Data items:

● ● ●

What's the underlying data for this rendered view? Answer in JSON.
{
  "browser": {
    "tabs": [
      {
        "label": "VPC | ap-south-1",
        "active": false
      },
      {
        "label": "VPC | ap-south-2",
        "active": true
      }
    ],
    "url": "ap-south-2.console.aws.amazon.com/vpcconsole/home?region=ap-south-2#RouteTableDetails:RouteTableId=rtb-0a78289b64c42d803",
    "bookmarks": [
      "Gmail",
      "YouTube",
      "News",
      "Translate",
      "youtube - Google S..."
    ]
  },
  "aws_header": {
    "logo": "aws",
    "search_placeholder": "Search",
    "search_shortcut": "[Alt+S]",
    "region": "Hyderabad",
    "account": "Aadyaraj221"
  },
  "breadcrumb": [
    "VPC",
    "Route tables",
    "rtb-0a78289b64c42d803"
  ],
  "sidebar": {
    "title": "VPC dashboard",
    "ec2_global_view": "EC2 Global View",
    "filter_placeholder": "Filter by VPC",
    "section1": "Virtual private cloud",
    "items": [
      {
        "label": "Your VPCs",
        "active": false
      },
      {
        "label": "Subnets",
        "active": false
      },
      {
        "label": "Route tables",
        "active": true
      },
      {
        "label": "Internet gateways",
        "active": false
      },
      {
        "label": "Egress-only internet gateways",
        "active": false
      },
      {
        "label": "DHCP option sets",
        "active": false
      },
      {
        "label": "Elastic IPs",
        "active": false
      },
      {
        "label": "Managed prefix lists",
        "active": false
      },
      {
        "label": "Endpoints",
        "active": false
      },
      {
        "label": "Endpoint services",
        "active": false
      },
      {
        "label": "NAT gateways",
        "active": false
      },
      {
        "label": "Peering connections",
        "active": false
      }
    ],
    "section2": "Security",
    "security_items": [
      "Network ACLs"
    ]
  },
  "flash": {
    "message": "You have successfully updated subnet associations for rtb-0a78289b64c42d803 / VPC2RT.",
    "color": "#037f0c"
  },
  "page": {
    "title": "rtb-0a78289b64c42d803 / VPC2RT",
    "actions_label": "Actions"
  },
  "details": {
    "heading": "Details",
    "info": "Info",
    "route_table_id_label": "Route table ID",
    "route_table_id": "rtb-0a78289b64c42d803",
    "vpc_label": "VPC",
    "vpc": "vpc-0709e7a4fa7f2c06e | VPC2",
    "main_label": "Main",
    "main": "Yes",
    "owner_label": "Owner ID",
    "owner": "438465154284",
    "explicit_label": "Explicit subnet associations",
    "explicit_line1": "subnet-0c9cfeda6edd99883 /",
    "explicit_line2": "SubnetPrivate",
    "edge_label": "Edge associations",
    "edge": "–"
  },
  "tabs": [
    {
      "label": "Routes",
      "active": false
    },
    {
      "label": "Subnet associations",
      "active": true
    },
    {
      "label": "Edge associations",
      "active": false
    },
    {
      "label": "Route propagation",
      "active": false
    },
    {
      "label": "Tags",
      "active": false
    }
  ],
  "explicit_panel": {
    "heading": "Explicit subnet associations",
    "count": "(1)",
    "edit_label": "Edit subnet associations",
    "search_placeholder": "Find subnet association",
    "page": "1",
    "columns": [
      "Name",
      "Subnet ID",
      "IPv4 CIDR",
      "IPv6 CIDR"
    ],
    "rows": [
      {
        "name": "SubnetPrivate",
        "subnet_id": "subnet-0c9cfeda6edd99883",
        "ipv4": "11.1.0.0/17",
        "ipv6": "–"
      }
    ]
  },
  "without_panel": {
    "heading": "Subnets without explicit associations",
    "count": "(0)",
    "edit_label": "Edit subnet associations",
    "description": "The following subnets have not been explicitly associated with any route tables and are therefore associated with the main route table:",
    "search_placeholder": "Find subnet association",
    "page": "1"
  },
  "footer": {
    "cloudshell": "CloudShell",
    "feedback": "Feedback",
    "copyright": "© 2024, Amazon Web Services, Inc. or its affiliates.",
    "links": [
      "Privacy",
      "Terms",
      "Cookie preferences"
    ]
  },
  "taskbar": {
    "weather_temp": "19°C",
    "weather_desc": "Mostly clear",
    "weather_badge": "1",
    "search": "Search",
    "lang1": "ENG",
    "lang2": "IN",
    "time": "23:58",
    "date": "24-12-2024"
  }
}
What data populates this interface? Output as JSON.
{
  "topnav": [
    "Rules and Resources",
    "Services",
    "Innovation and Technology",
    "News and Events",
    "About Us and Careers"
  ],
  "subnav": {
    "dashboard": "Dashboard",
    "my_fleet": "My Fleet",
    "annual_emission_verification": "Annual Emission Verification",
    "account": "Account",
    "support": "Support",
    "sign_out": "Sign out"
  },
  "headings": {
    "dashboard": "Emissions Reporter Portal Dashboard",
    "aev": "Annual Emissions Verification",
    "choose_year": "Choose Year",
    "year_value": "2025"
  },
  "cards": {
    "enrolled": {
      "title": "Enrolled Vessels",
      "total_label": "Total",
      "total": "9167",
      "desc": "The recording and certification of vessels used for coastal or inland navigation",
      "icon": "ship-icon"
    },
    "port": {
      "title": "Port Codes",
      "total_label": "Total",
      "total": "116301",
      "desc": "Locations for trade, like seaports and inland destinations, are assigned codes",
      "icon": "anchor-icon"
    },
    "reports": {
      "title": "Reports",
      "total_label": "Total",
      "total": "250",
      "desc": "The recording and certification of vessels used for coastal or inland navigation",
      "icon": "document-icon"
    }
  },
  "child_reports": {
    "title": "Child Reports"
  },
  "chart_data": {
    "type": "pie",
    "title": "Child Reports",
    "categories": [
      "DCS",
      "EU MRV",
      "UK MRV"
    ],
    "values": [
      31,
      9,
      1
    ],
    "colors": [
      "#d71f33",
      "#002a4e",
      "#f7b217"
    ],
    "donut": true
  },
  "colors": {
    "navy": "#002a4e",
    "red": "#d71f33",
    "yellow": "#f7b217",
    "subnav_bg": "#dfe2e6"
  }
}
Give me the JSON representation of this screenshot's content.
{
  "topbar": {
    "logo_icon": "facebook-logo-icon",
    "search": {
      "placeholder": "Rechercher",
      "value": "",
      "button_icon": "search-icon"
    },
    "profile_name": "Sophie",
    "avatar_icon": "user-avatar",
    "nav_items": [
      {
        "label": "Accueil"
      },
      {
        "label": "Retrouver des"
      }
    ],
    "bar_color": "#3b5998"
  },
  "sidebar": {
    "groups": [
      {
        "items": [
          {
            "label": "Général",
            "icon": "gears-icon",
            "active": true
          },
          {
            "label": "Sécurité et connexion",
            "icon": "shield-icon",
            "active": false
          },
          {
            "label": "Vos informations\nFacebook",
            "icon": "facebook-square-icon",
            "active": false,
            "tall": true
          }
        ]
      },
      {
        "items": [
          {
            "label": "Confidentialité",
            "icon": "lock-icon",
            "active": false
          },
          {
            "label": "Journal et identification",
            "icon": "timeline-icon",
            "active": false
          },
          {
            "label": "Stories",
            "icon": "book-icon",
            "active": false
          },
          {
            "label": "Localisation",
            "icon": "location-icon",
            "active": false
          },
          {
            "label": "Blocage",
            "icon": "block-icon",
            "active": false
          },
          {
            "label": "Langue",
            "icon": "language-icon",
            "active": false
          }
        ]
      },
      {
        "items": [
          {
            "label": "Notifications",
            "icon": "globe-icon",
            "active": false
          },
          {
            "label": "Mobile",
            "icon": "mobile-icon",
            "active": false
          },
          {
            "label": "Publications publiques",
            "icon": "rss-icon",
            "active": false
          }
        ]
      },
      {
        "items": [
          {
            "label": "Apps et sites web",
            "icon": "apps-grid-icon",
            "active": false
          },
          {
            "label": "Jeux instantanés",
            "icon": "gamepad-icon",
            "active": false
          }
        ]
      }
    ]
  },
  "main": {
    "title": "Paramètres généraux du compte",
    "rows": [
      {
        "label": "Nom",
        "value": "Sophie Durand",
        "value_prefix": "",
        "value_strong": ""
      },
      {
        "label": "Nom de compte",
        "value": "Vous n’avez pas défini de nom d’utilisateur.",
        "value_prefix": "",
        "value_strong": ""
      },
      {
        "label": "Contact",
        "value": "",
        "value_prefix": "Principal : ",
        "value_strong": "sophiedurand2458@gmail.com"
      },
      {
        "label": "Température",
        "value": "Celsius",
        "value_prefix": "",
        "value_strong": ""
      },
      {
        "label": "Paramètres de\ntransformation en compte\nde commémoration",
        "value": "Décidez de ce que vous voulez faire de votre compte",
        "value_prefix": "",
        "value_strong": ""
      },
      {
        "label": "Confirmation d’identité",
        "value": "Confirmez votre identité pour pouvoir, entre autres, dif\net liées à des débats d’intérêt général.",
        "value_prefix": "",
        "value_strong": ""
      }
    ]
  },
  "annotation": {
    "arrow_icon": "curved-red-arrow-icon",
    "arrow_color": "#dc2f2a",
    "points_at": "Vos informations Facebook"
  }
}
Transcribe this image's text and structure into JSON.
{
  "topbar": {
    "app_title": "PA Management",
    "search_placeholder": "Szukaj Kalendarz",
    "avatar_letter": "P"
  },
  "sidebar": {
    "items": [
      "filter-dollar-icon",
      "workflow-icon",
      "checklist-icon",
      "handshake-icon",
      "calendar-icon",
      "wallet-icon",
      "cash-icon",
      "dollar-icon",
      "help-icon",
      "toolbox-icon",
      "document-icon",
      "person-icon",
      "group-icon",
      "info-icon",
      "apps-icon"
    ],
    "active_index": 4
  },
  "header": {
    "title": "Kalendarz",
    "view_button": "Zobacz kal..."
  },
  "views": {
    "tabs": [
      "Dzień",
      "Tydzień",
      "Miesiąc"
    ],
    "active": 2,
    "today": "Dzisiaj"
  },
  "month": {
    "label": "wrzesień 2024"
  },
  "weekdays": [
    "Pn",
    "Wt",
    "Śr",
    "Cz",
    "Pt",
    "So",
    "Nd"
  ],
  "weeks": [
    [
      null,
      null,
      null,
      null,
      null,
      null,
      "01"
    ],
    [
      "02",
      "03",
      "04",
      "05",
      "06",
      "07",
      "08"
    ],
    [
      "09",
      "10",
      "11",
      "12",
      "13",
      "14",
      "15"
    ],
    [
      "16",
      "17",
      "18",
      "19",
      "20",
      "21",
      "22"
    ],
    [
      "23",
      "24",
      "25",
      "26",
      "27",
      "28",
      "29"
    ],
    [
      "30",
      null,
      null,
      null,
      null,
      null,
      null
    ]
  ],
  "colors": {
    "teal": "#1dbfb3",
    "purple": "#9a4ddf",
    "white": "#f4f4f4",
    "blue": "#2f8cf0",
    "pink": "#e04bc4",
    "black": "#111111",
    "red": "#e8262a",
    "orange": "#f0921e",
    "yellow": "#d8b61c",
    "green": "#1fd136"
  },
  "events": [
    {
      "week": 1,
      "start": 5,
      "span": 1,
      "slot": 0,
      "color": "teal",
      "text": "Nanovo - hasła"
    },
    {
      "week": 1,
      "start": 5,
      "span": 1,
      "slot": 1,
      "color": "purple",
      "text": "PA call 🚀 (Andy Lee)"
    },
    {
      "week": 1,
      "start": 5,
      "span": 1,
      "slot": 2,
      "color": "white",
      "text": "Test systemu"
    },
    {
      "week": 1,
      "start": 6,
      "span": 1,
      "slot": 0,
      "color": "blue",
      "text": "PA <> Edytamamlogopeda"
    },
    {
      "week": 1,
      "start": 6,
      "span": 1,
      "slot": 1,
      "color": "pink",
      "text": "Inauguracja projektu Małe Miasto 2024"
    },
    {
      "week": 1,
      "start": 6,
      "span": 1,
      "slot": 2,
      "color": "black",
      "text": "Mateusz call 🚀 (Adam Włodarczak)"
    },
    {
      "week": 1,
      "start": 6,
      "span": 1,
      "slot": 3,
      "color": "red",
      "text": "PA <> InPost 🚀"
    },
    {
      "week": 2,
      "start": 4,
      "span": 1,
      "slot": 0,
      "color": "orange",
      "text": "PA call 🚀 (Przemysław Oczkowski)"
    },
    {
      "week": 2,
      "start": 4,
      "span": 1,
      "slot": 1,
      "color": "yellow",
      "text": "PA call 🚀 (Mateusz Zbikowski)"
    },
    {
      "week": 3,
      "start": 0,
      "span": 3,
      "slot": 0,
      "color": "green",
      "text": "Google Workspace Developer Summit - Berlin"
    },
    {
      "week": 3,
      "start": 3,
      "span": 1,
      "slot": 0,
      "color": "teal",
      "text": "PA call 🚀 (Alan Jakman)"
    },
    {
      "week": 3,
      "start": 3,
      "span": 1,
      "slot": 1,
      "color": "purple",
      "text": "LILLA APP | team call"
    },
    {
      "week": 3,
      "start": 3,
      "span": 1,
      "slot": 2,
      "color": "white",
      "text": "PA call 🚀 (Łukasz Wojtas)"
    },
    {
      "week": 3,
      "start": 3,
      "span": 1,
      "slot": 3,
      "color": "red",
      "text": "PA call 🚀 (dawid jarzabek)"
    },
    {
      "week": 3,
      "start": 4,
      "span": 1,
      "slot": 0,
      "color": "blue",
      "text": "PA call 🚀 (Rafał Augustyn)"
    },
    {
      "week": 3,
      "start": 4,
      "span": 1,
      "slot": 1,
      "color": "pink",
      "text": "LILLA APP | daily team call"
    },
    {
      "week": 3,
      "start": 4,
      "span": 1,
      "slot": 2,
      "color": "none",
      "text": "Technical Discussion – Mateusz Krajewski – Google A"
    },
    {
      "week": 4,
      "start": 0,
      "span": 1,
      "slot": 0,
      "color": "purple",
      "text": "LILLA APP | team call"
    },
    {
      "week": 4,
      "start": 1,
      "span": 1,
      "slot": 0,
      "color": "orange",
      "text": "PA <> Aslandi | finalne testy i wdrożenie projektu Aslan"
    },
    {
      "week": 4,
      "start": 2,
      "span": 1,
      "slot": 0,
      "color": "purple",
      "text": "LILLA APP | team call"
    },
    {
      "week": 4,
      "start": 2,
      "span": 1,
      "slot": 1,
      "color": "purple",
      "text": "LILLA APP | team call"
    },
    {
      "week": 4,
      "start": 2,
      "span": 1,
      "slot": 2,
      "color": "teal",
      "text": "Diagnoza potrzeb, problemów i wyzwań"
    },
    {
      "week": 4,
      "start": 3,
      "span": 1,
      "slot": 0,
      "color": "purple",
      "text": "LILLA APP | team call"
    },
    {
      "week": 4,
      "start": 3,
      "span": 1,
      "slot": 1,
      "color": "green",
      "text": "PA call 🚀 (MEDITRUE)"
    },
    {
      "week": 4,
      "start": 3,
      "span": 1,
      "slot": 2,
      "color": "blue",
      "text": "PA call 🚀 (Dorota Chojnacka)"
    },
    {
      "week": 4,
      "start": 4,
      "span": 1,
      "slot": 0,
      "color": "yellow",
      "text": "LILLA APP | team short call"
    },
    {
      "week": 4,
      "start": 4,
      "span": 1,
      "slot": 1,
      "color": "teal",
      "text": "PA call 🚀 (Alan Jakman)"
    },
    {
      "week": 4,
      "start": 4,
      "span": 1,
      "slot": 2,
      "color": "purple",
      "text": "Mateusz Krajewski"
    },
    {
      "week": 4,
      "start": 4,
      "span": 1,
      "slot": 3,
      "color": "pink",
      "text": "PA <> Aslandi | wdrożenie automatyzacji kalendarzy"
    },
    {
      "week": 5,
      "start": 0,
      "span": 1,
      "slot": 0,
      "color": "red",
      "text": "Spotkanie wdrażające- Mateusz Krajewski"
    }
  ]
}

● ● ●

What the task asks → Pick out all lines from the data above in which the word "identité" appears.

Response to this task →
        "label": "Confirmation d’identité",
        "value": "Confirmez votre identité pour pouvoir, entre autres, dif\net liées à des débats d’intérêt général.",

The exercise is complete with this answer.